#### PROBLEM DETAILS:
Find the word "weighed" in the data. Return every line where it appears.
• • • • •
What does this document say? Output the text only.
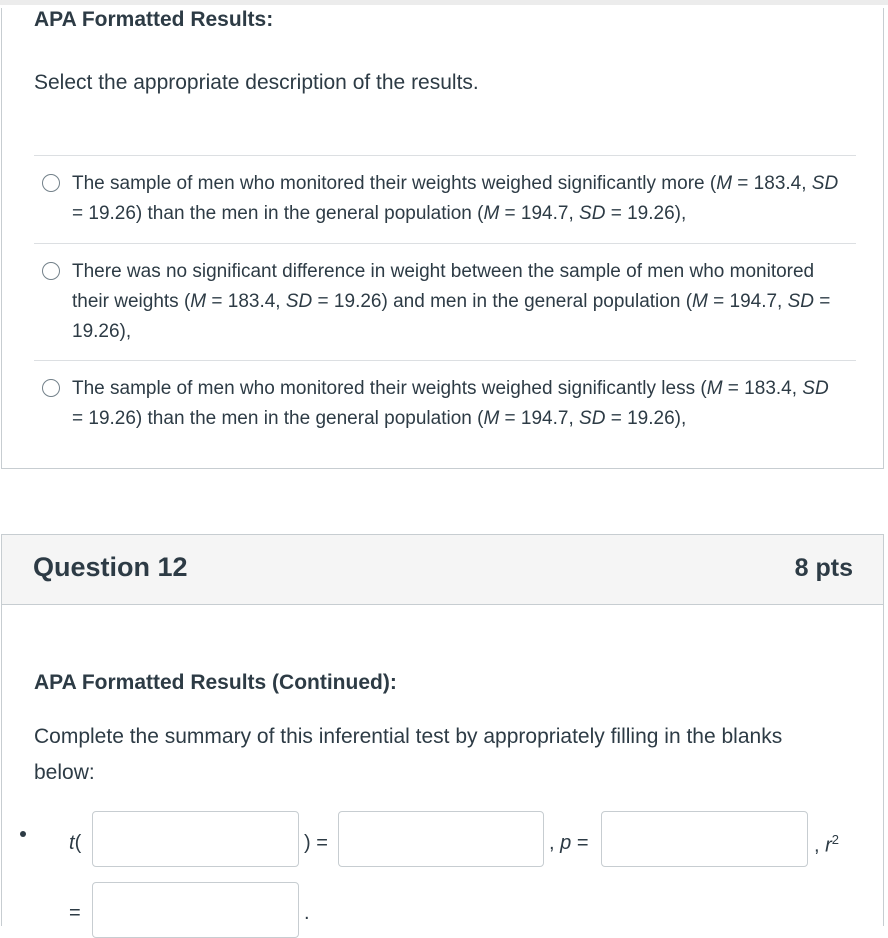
APA Formatted Results:

Select the appropriate description of the results.

The sample of men who monitored their weights weighed significantly more (M = 183.4, SD = 19.26) than the men in the general population (M = 194.7, SD = 19.26),
There was no significant difference in weight between the sample of men who monitored their weights (M = 183.4, SD = 19.26) and men in the general population (M = 194.7, SD = 19.26),
The sample of men who monitored their weights weighed significantly less (M = 183.4, SD = 19.26) than the men in the general population (M = 194.7, SD = 19.26),
Question 12	8 pts
APA Formatted Results (Continued):

Complete the summary of this inferential test by appropriately filling in the blanks below:

t(	) =	, p =	, $r^2$
=	.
• • • • •
#### SOLUTION TO THE PROBLEM:
The sample of men who monitored their weights weighed significantly more (M = 183.4, SD = 19.26) than the men in the general population (M = 194.7, SD = 19.26),
The sample of men who monitored their weights weighed significantly less (M = 183.4, SD = 19.26) than the men in the general population (M = 194.7, SD = 19.26),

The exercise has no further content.